2017-11-16
The issue whether various payments by MNCs to their foreign counterparts are taxable as royalty or not under the domestic law and the respective Double Tax Avoidance Agreement (“DTAA”), has been a matter of debate. There is a plethora of decisions dealing with this issue. The controversy again surfaced recently before the Bangalore Tribunal in the case of Google India (P.) Ltd.
Facts of the case
Google India Private Limited (‘Google India’), a wholly-owned subsidiary of Google International LLC, USA, entered into a Google AdWords Program Distribution agreement with Google Ireland Limited (‘Google Ireland’). Google India had been appointed as a non-exclusive distributor of Adwords programmes to advertisers in India by Google Ireland. The agreement was in relation to resale of online advertising space. Under the agreement, Google India was granted the marketing and distribution rights of the Adwords program to advertisers in India. Google India only performed market-related activities of selling advertisement space; no rights or intellectual properties (‘IP’) were transferred by Google Ireland to Google India or to the advertiser.
Google India had credited the distribution fees towards distribution rights granted under the aforesaid agreement, to the account of Google Ireland without deduction of tax at source. Proceedings under section 201 were initiated by issuing a show cause notice, requiring Google India to explain why it should not be treated as assessee in default for not deducting tax at source on sums payable to Google Ireland. The Assessing Officer was not satisfied by the responses of Google India and determined the amounts payable to Google Ireland to be royalty under the Income-tax Act, 1961 (‘the Act’). The Commissioner of Income-tax (Appeals) upheld the decision of the Assessing Officer. Against the said order, Google India preferred an appeal before the Tribunal.
= = = = = = =
## What you have to do
Retype the passage of the Google India tax summary exactly, starting with "Facts of the" and going on through "to the advertiser.".

## Data entries
= = = = = = =
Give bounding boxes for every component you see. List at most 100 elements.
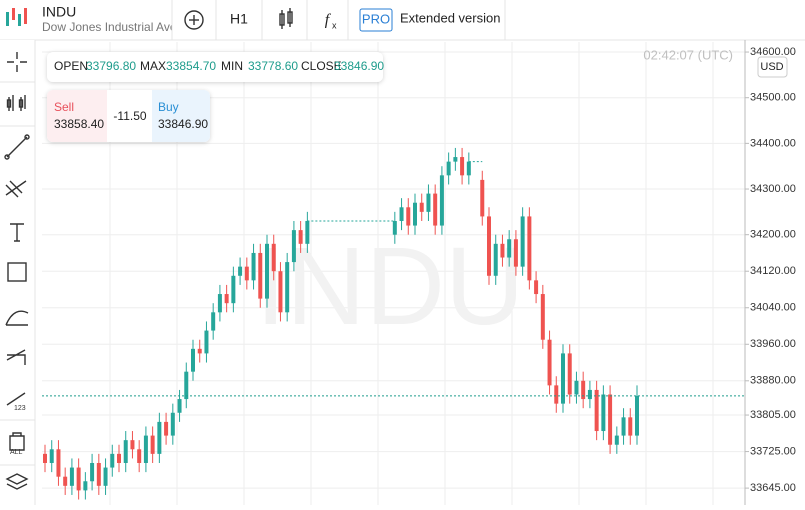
= = = = = = =
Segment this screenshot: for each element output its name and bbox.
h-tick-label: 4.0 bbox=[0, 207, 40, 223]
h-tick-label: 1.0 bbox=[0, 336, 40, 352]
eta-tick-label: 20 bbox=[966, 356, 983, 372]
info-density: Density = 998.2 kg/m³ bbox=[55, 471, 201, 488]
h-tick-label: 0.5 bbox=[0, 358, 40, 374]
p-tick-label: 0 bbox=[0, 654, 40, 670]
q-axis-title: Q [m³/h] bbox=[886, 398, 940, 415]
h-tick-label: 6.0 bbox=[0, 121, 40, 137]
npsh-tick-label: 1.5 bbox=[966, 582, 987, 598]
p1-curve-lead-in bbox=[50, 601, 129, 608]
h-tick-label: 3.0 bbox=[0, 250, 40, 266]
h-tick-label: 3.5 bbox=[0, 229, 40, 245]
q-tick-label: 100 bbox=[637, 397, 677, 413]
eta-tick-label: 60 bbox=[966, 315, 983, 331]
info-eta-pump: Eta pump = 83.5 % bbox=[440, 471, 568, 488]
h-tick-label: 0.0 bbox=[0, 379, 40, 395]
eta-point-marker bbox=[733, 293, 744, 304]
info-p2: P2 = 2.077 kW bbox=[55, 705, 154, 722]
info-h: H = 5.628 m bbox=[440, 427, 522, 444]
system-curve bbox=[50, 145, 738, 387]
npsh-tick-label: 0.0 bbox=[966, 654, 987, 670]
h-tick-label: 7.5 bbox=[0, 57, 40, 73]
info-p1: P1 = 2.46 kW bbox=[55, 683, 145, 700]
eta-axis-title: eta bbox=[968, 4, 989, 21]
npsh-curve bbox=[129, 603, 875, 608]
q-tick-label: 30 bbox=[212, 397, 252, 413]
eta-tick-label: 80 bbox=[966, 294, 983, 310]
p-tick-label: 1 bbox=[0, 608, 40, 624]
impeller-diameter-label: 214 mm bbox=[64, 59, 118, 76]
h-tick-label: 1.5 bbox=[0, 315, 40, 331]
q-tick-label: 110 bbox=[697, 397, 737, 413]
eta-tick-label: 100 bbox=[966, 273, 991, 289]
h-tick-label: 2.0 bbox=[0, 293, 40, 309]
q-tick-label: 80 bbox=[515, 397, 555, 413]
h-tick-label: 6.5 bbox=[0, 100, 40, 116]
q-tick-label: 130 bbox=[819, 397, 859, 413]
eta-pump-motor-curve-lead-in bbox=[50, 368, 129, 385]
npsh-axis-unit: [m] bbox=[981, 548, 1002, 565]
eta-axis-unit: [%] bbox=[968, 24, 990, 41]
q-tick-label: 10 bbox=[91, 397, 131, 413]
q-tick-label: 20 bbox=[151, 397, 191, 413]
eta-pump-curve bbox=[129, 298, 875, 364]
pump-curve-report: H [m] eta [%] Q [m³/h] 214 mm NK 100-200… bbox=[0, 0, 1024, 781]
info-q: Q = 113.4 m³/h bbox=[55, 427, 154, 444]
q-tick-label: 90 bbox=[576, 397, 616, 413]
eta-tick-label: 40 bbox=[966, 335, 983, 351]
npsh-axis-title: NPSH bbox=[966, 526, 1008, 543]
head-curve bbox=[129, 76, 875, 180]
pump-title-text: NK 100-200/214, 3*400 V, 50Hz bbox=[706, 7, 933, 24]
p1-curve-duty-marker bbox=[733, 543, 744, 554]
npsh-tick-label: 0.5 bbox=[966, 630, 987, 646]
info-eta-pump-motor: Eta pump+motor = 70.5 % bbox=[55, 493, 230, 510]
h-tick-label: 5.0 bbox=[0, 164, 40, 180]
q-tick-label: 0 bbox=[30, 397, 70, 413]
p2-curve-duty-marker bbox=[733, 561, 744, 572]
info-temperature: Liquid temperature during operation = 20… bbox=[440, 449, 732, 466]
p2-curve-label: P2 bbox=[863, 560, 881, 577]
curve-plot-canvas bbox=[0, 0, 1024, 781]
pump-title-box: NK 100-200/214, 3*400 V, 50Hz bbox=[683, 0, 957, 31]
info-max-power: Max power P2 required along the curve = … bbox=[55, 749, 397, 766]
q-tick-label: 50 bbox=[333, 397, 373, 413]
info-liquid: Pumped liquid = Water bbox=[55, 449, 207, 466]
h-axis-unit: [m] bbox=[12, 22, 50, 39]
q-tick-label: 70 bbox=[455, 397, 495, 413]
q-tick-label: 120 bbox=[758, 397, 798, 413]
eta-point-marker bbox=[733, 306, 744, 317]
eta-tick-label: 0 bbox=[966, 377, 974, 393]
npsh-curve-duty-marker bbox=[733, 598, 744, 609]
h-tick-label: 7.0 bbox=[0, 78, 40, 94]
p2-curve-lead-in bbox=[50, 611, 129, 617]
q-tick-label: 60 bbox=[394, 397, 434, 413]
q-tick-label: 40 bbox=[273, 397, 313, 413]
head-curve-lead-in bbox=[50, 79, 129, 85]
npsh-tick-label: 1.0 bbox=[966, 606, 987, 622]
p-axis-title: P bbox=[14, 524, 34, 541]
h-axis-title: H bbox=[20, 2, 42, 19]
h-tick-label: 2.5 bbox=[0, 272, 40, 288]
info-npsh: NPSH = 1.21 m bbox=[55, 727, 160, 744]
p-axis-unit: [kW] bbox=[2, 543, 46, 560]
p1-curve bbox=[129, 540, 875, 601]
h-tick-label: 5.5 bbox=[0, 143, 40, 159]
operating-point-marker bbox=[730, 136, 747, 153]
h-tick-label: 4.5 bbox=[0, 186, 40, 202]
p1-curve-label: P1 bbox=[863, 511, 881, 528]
= = = = = = =
## Full response
Facts of the case
Google India Private Limited (‘Google India’), a wholly-owned subsidiary of Google International LLC, USA, entered into a Google AdWords Program Distribution agreement with Google Ireland Limited (‘Google Ireland’). Google India had been appointed as a non-exclusive distributor of Adwords programmes to advertisers in India by Google Ireland. The agreement was in relation to resale of online advertising space. Under the agreement, Google India was granted the marketing and distribution rights of the Adwords program to advertisers in India. Google India only performed market-related activities of selling advertisement space; no rights or intellectual properties (‘IP’) were transferred by Google Ireland to Google India or to the advertiser.